● **DIRECTIONS FOR THIS TASK**
What you return should match every record exactly, with the images removed.

[Data tied to figure images]
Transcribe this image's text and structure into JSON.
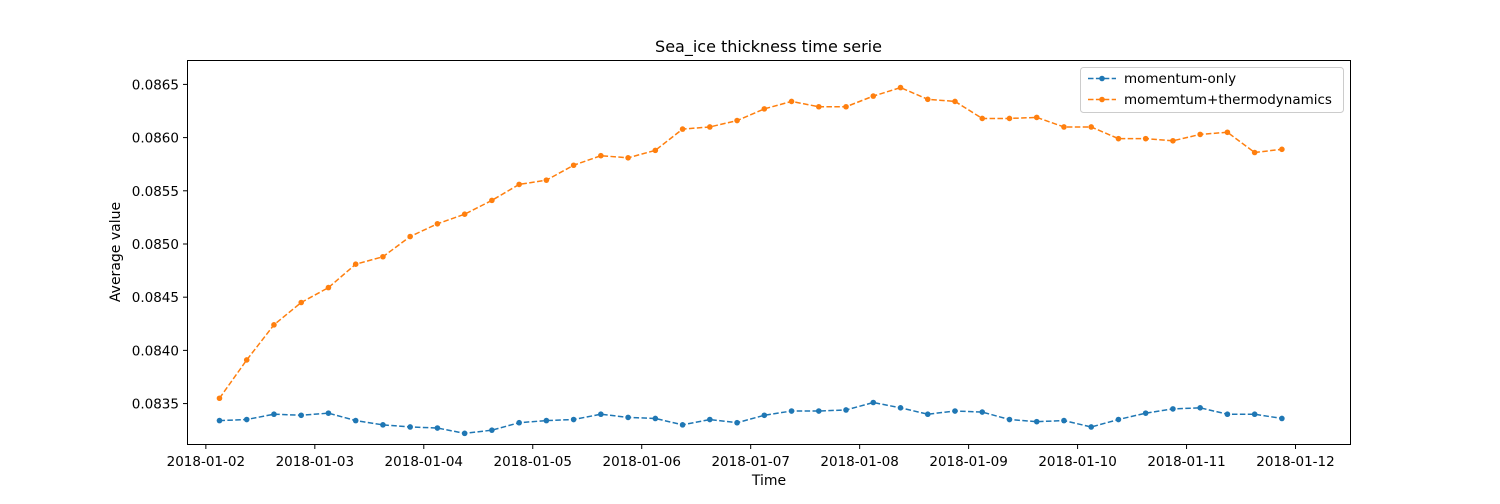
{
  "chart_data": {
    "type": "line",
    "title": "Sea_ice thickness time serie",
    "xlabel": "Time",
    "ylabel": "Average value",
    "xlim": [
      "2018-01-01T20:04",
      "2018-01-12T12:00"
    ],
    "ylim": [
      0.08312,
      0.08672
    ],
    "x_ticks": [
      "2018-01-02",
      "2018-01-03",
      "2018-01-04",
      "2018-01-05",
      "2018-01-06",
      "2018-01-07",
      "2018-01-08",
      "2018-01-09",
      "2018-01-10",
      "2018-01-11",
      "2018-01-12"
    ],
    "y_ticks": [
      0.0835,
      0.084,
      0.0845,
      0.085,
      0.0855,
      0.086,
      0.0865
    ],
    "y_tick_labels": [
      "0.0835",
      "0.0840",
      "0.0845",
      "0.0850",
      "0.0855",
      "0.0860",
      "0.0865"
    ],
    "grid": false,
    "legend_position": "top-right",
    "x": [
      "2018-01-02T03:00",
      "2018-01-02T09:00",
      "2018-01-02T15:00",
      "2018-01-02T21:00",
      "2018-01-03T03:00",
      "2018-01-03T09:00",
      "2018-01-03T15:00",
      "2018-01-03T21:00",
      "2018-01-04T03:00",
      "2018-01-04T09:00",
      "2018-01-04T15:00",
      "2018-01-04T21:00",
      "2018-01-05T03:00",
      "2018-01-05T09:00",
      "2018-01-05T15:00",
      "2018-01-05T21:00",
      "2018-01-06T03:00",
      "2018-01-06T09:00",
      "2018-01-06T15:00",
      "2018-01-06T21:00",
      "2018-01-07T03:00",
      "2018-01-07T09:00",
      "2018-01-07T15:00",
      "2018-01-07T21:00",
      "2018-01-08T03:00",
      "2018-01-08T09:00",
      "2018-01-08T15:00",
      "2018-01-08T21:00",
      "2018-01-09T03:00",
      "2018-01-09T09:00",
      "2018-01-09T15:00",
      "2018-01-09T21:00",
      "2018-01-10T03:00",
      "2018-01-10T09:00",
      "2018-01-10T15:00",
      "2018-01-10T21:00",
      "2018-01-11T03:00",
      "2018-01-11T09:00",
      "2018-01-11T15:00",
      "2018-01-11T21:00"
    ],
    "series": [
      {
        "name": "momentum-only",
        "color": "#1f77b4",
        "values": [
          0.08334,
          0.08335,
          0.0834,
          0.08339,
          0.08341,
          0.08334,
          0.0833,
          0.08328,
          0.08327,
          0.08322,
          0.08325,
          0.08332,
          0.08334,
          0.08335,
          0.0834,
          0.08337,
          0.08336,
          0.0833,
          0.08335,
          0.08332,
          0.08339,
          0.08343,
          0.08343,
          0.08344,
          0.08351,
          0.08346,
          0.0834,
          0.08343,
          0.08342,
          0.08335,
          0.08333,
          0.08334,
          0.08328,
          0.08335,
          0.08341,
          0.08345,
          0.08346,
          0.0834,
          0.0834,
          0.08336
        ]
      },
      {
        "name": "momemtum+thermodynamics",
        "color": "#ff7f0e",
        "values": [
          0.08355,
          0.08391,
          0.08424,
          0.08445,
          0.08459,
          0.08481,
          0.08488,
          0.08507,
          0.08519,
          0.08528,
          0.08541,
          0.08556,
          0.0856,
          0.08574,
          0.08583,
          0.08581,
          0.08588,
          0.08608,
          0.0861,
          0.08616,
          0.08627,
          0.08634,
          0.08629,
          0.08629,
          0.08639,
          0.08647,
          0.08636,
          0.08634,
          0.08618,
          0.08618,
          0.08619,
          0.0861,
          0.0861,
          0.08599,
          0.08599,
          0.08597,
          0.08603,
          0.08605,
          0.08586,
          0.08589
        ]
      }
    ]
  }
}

● **FULL OUTPUT**
Transcribe this image's text and structure into JSON.
{
  "chart_data": {
    "type": "line",
    "title": "Sea_ice thickness time serie",
    "xlabel": "Time",
    "ylabel": "Average value",
    "xlim": [
      "2018-01-01T20:04",
      "2018-01-12T12:00"
    ],
    "ylim": [
      0.08312,
      0.08672
    ],
    "x_ticks": [
      "2018-01-02",
      "2018-01-03",
      "2018-01-04",
      "2018-01-05",
      "2018-01-06",
      "2018-01-07",
      "2018-01-08",
      "2018-01-09",
      "2018-01-10",
      "2018-01-11",
      "2018-01-12"
    ],
    "y_ticks": [
      0.0835,
      0.084,
      0.0845,
      0.085,
      0.0855,
      0.086,
      0.0865
    ],
    "y_tick_labels": [
      "0.0835",
      "0.0840",
      "0.0845",
      "0.0850",
      "0.0855",
      "0.0860",
      "0.0865"
    ],
    "grid": false,
    "legend_position": "top-right",
    "x": [
      "2018-01-02T03:00",
      "2018-01-02T09:00",
      "2018-01-02T15:00",
      "2018-01-02T21:00",
      "2018-01-03T03:00",
      "2018-01-03T09:00",
      "2018-01-03T15:00",
      "2018-01-03T21:00",
      "2018-01-04T03:00",
      "2018-01-04T09:00",
      "2018-01-04T15:00",
      "2018-01-04T21:00",
      "2018-01-05T03:00",
      "2018-01-05T09:00",
      "2018-01-05T15:00",
      "2018-01-05T21:00",
      "2018-01-06T03:00",
      "2018-01-06T09:00",
      "2018-01-06T15:00",
      "2018-01-06T21:00",
      "2018-01-07T03:00",
      "2018-01-07T09:00",
      "2018-01-07T15:00",
      "2018-01-07T21:00",
      "2018-01-08T03:00",
      "2018-01-08T09:00",
      "2018-01-08T15:00",
      "2018-01-08T21:00",
      "2018-01-09T03:00",
      "2018-01-09T09:00",
      "2018-01-09T15:00",
      "2018-01-09T21:00",
      "2018-01-10T03:00",
      "2018-01-10T09:00",
      "2018-01-10T15:00",
      "2018-01-10T21:00",
      "2018-01-11T03:00",
      "2018-01-11T09:00",
      "2018-01-11T15:00",
      "2018-01-11T21:00"
    ],
    "series": [
      {
        "name": "momentum-only",
        "color": "#1f77b4",
        "values": [
          0.08334,
          0.08335,
          0.0834,
          0.08339,
          0.08341,
          0.08334,
          0.0833,
          0.08328,
          0.08327,
          0.08322,
          0.08325,
          0.08332,
          0.08334,
          0.08335,
          0.0834,
          0.08337,
          0.08336,
          0.0833,
          0.08335,
          0.08332,
          0.08339,
          0.08343,
          0.08343,
          0.08344,
          0.08351,
          0.08346,
          0.0834,
          0.08343,
          0.08342,
          0.08335,
          0.08333,
          0.08334,
          0.08328,
          0.08335,
          0.08341,
          0.08345,
          0.08346,
          0.0834,
          0.0834,
          0.08336
        ]
      },
      {
        "name": "momemtum+thermodynamics",
        "color": "#ff7f0e",
        "values": [
          0.08355,
          0.08391,
          0.08424,
          0.08445,
          0.08459,
          0.08481,
          0.08488,
          0.08507,
          0.08519,
          0.08528,
          0.08541,
          0.08556,
          0.0856,
          0.08574,
          0.08583,
          0.08581,
          0.08588,
          0.08608,
          0.0861,
          0.08616,
          0.08627,
          0.08634,
          0.08629,
          0.08629,
          0.08639,
          0.08647,
          0.08636,
          0.08634,
          0.08618,
          0.08618,
          0.08619,
          0.0861,
          0.0861,
          0.08599,
          0.08599,
          0.08597,
          0.08603,
          0.08605,
          0.08586,
          0.08589
        ]
      }
    ]
  }
}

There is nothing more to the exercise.